[Stored entries]

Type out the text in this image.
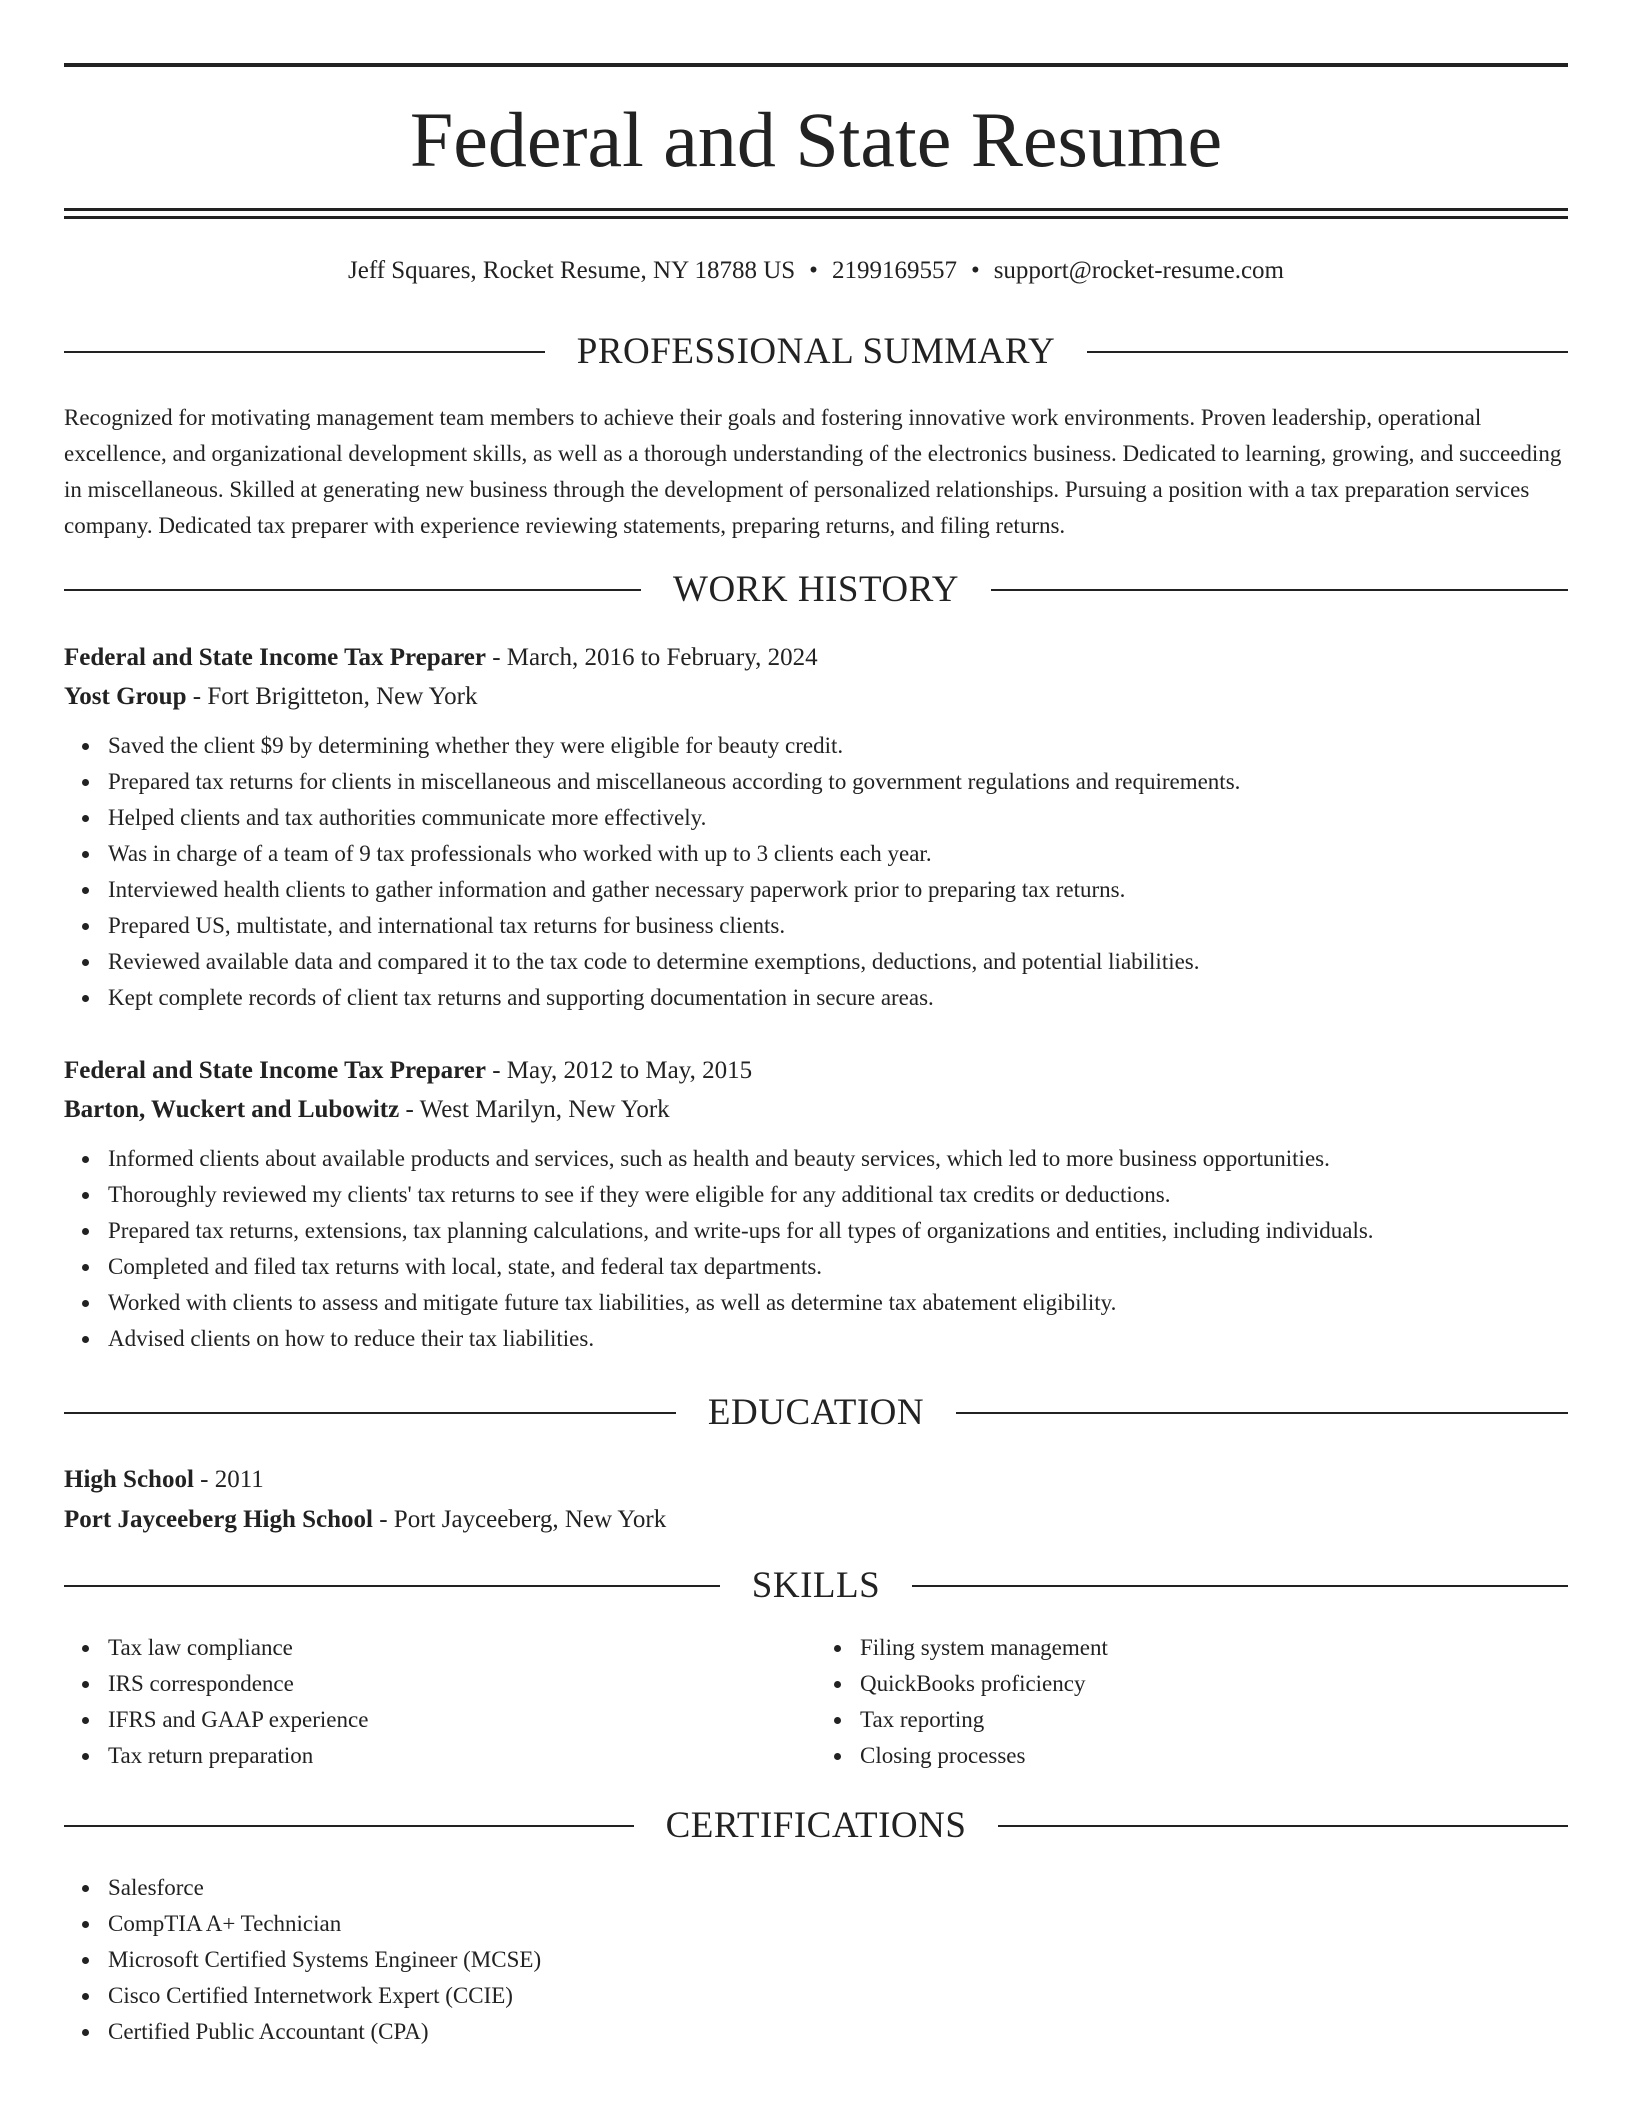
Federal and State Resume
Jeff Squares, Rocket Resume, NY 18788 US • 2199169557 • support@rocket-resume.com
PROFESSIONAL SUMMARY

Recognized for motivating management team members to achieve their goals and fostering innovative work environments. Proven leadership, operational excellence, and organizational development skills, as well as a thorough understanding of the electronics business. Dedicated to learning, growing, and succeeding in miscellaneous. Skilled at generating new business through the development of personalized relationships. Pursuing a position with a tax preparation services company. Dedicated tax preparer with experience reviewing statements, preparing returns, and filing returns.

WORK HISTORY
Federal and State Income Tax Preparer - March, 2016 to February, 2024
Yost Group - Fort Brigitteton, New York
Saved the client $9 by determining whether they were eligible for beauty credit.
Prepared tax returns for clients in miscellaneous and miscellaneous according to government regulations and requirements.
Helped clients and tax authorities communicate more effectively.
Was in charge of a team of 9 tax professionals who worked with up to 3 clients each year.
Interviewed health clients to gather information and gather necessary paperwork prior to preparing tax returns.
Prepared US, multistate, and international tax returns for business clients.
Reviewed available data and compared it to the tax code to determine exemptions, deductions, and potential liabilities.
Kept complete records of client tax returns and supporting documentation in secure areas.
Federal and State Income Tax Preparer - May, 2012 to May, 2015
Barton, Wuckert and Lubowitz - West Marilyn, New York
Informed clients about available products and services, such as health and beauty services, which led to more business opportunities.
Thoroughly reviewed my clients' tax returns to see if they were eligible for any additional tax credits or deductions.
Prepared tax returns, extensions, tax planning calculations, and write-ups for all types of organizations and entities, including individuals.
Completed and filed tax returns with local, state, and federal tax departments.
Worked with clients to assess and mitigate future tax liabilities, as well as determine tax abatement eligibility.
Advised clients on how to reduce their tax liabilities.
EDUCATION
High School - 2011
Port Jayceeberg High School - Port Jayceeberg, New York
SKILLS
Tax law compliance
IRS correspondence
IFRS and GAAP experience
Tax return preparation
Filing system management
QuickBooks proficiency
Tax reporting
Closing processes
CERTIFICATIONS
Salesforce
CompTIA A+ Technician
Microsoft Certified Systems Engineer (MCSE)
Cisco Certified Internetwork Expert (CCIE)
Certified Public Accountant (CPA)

---

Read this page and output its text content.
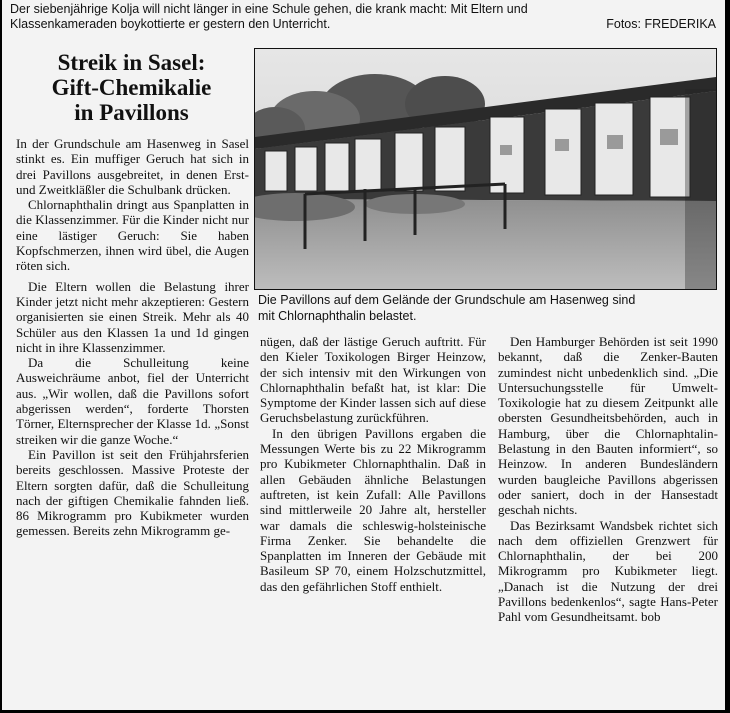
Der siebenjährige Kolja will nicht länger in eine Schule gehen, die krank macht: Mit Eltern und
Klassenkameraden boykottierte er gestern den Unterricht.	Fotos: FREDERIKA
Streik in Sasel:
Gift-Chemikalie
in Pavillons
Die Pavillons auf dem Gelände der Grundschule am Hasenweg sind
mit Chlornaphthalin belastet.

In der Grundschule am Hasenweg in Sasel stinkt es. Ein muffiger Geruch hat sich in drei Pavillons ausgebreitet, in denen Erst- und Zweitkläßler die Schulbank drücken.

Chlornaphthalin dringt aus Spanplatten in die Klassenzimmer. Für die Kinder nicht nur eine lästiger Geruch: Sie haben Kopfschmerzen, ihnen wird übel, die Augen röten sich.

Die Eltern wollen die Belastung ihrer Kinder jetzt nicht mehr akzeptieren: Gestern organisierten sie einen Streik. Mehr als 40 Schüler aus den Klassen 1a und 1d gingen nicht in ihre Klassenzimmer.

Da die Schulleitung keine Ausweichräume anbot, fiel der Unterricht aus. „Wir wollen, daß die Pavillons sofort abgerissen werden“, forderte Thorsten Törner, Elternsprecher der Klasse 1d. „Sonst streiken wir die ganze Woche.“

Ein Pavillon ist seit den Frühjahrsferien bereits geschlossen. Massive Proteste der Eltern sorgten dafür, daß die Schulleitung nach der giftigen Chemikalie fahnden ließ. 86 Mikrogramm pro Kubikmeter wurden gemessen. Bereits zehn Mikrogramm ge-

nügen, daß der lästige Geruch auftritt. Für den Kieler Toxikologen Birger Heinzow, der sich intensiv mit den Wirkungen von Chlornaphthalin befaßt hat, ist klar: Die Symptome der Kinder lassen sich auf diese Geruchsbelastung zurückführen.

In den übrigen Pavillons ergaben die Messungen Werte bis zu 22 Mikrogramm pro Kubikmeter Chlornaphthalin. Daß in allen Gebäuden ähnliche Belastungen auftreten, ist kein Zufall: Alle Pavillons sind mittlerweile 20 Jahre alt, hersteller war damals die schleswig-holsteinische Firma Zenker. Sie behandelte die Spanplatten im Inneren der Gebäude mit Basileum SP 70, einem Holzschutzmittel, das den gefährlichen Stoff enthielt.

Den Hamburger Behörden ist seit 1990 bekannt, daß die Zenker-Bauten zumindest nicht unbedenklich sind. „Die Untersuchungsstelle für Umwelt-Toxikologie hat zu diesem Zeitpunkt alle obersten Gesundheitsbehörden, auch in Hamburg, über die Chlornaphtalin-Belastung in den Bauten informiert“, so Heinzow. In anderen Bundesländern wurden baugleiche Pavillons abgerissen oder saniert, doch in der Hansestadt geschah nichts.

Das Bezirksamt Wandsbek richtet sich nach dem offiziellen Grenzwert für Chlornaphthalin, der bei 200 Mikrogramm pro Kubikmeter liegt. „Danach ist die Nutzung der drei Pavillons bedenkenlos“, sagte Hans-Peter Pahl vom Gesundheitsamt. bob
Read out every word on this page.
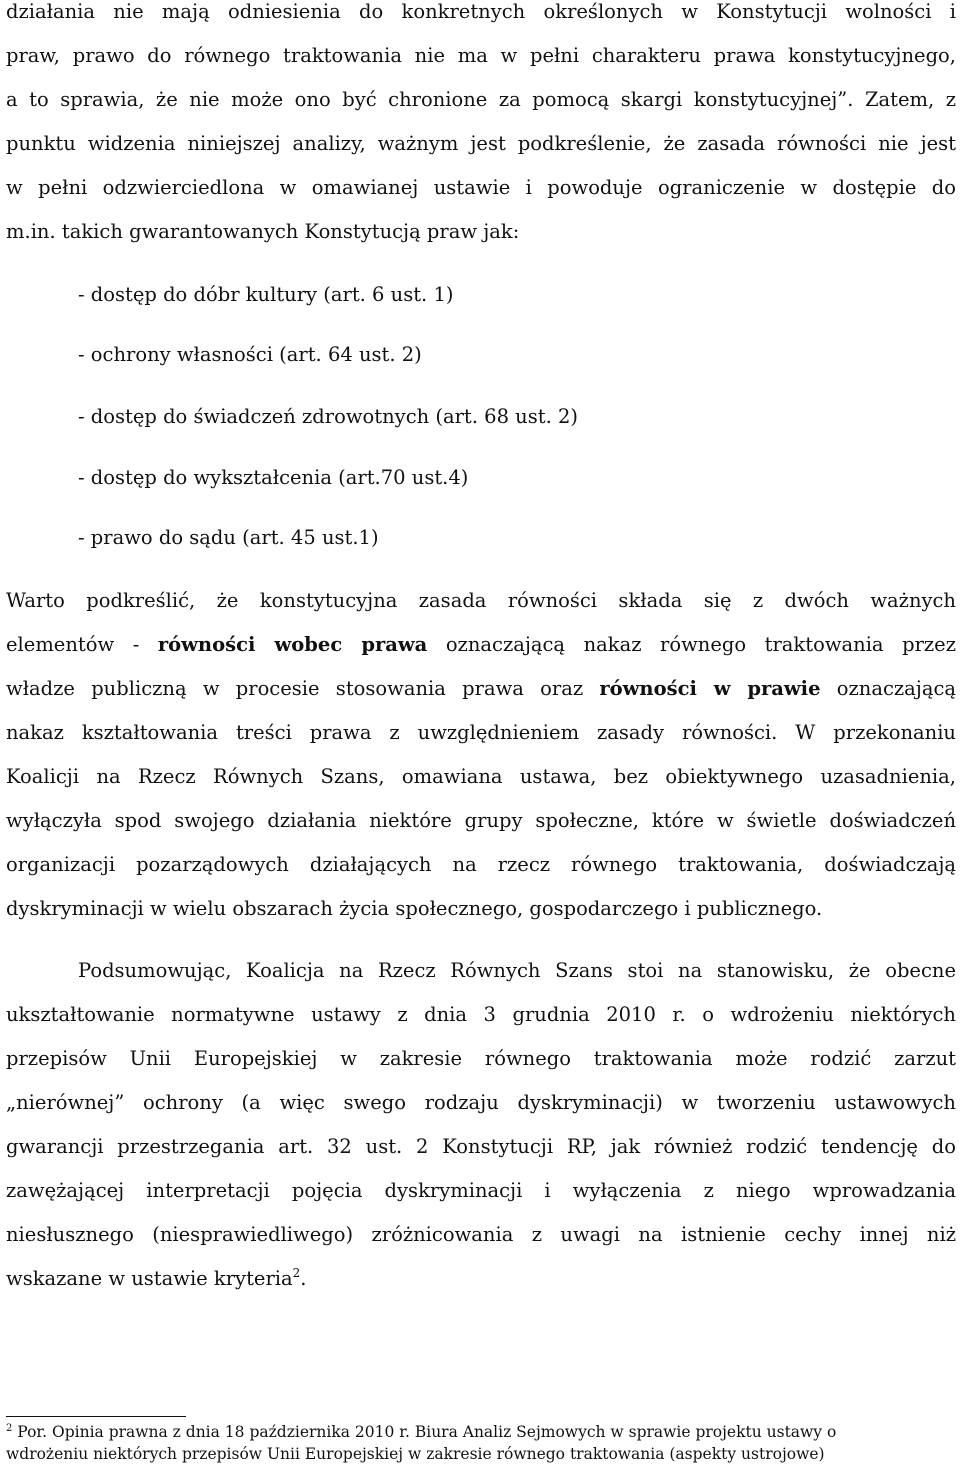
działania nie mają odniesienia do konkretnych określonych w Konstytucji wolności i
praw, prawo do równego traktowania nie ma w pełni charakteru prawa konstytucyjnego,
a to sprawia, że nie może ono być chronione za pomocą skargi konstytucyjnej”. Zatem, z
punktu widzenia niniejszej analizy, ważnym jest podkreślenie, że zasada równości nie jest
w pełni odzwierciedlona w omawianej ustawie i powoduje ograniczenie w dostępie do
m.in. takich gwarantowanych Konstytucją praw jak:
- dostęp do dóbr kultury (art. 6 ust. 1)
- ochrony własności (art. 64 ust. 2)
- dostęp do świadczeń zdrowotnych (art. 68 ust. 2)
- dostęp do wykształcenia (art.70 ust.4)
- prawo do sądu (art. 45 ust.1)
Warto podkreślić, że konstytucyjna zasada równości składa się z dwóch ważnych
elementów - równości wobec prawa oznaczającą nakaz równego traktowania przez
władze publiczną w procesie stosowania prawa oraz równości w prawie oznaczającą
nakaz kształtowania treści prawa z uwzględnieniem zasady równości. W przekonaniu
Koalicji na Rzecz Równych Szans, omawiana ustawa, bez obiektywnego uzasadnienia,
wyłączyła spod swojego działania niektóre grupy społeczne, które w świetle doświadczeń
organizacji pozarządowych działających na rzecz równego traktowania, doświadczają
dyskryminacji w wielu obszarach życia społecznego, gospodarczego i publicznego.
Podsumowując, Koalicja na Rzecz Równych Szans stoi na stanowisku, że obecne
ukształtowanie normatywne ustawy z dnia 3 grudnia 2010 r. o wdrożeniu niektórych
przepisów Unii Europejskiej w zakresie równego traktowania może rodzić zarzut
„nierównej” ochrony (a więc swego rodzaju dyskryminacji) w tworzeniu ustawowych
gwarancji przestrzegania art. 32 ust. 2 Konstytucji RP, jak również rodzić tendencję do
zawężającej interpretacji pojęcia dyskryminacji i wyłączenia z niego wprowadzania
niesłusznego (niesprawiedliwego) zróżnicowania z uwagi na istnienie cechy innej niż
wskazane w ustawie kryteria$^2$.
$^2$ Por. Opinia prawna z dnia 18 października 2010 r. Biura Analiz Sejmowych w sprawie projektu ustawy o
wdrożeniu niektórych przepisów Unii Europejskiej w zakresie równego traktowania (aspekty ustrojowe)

= Exercise description =
Find the string "dnia" in the records, then copy each line where it occurs.

= Completed exercise =
ukształtowanie normatywne ustawy z dnia 3 grudnia 2010 r. o wdrożeniu niektórych
$^2$ Por. Opinia prawna z dnia 18 października 2010 r. Biura Analiz Sejmowych w sprawie projektu ustawy o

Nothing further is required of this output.